**Exercise description:** Your task is to give the data again, exactly, with every line intact.

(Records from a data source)

______

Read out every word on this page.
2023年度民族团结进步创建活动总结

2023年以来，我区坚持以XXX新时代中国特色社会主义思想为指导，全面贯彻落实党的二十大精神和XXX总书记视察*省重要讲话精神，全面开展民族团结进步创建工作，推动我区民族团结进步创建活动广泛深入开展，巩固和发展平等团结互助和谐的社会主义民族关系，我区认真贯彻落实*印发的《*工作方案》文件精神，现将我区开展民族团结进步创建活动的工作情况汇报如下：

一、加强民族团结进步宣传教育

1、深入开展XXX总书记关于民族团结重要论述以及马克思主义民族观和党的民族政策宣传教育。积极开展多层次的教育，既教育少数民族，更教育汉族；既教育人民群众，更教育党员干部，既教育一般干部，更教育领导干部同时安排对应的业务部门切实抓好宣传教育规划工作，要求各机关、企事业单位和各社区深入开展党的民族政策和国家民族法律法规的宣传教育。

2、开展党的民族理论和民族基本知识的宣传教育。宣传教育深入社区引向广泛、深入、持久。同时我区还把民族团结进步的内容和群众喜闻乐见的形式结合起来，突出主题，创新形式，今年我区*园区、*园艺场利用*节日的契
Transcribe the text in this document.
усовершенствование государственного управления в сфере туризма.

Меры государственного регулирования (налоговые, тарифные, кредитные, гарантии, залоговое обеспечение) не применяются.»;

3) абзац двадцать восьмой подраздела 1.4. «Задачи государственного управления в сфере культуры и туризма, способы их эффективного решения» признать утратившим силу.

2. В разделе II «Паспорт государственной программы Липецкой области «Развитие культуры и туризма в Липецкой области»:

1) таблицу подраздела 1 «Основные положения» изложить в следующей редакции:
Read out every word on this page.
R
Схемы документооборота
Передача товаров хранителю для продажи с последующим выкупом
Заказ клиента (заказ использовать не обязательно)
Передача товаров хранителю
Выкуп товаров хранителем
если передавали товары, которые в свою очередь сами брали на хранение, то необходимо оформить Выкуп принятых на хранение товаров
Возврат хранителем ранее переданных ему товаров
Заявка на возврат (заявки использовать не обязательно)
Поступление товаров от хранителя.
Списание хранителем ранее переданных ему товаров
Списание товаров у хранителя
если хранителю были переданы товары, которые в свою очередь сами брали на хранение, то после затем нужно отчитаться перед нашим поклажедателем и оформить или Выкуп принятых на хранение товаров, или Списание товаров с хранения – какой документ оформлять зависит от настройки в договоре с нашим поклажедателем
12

______

**Answer to the problem:**
Read out every word on this page.
2023年度民族团结进步创建活动总结

2023年以来，我区坚持以XXX新时代中国特色社会主义思想为指导，全面贯彻落实党的二十大精神和XXX总书记视察*省重要讲话精神，全面开展民族团结进步创建工作，推动我区民族团结进步创建活动广泛深入开展，巩固和发展平等团结互助和谐的社会主义民族关系，我区认真贯彻落实*印发的《*工作方案》文件精神，现将我区开展民族团结进步创建活动的工作情况汇报如下：

一、加强民族团结进步宣传教育

1、深入开展XXX总书记关于民族团结重要论述以及马克思主义民族观和党的民族政策宣传教育。积极开展多层次的教育，既教育少数民族，更教育汉族；既教育人民群众，更教育党员干部，既教育一般干部，更教育领导干部同时安排对应的业务部门切实抓好宣传教育规划工作，要求各机关、企事业单位和各社区深入开展党的民族政策和国家民族法律法规的宣传教育。

2、开展党的民族理论和民族基本知识的宣传教育。宣传教育深入社区引向广泛、深入、持久。同时我区还把民族团结进步的内容和群众喜闻乐见的形式结合起来，突出主题，创新形式，今年我区*园区、*园艺场利用*节日的契
Transcribe the text in this document.
усовершенствование государственного управления в сфере туризма.

Меры государственного регулирования (налоговые, тарифные, кредитные, гарантии, залоговое обеспечение) не применяются.»;

3) абзац двадцать восьмой подраздела 1.4. «Задачи государственного управления в сфере культуры и туризма, способы их эффективного решения» признать утратившим силу.

2. В разделе II «Паспорт государственной программы Липецкой области «Развитие культуры и туризма в Липецкой области»:

1) таблицу подраздела 1 «Основные положения» изложить в следующей редакции:
Read out every word on this page.
R
Схемы документооборота
Передача товаров хранителю для продажи с последующим выкупом
Заказ клиента (заказ использовать не обязательно)
Передача товаров хранителю
Выкуп товаров хранителем
если передавали товары, которые в свою очередь сами брали на хранение, то необходимо оформить Выкуп принятых на хранение товаров
Возврат хранителем ранее переданных ему товаров
Заявка на возврат (заявки использовать не обязательно)
Поступление товаров от хранителя.
Списание хранителем ранее переданных ему товаров
Списание товаров у хранителя
если хранителю были переданы товары, которые в свою очередь сами брали на хранение, то после затем нужно отчитаться перед нашим поклажедателем и оформить или Выкуп принятых на хранение товаров, или Списание товаров с хранения – какой документ оформлять зависит от настройки в договоре с нашим поклажедателем
12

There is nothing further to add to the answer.